(Part of a data file)
• • • • • • •

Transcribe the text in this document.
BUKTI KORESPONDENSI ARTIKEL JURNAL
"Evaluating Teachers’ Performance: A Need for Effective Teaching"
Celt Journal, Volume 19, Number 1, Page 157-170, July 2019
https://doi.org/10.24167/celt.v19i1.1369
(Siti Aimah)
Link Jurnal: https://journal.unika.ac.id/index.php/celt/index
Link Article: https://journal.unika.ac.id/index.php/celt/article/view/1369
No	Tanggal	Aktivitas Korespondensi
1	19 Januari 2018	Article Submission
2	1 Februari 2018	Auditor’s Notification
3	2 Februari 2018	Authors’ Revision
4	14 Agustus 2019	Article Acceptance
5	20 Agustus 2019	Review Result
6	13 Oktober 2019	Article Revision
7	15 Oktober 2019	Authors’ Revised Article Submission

• • • • • • •

Challenge
Find how many lines of the listing include the string "Link" and give that number, nothing else.

The output
2